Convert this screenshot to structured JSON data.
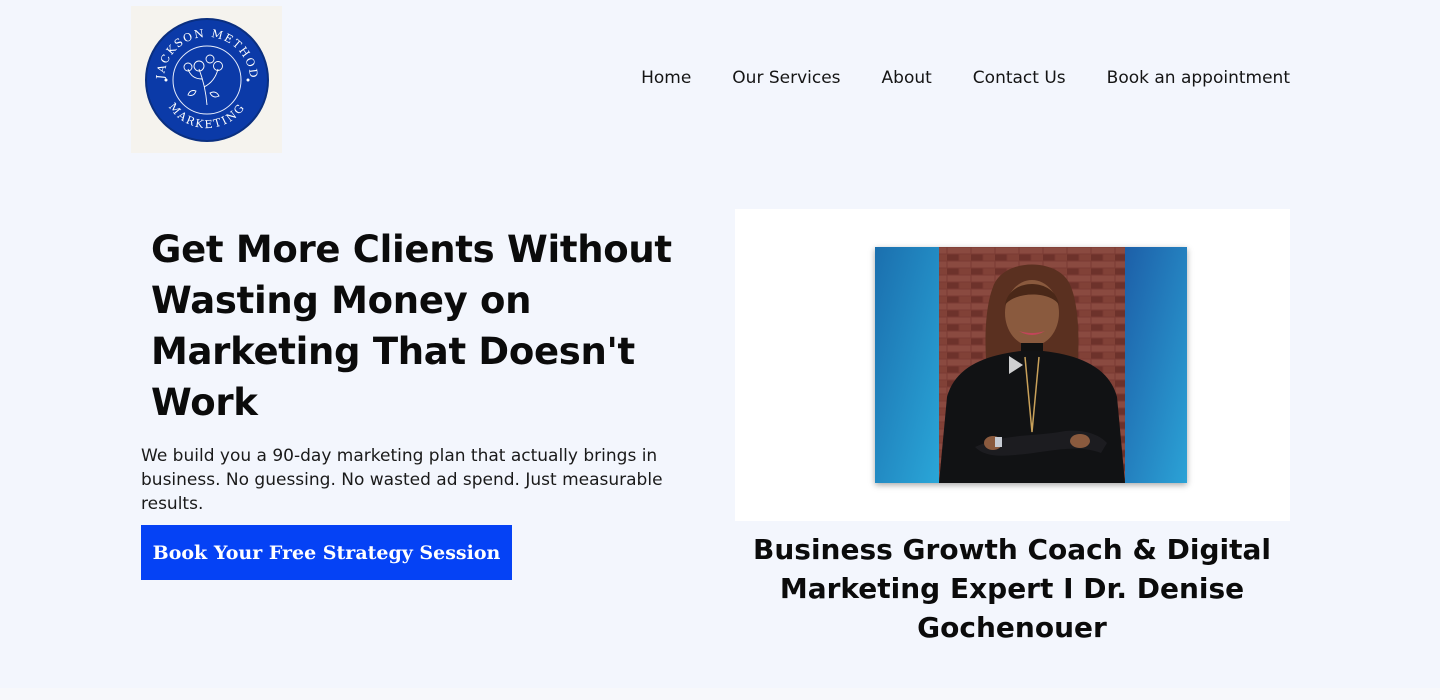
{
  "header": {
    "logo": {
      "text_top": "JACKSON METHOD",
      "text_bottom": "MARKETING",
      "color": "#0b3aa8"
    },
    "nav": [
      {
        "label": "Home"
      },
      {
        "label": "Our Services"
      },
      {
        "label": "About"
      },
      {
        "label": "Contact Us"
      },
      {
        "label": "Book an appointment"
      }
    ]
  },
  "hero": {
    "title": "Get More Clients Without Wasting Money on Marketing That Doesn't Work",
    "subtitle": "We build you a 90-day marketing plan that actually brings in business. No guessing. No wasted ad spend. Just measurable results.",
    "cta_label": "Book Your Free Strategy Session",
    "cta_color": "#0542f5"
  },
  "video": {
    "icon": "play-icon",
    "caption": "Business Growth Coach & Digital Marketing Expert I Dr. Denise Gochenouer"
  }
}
__________________________________________________
- Aim of the task
Reproduce the material above in full, exactly, with no images.

- Exercise answer
Convert this screenshot to structured JSON data.
{
  "header": {
    "logo": {
      "text_top": "JACKSON METHOD",
      "text_bottom": "MARKETING",
      "color": "#0b3aa8"
    },
    "nav": [
      {
        "label": "Home"
      },
      {
        "label": "Our Services"
      },
      {
        "label": "About"
      },
      {
        "label": "Contact Us"
      },
      {
        "label": "Book an appointment"
      }
    ]
  },
  "hero": {
    "title": "Get More Clients Without Wasting Money on Marketing That Doesn't Work",
    "subtitle": "We build you a 90-day marketing plan that actually brings in business. No guessing. No wasted ad spend. Just measurable results.",
    "cta_label": "Book Your Free Strategy Session",
    "cta_color": "#0542f5"
  },
  "video": {
    "icon": "play-icon",
    "caption": "Business Growth Coach & Digital Marketing Expert I Dr. Denise Gochenouer"
  }
}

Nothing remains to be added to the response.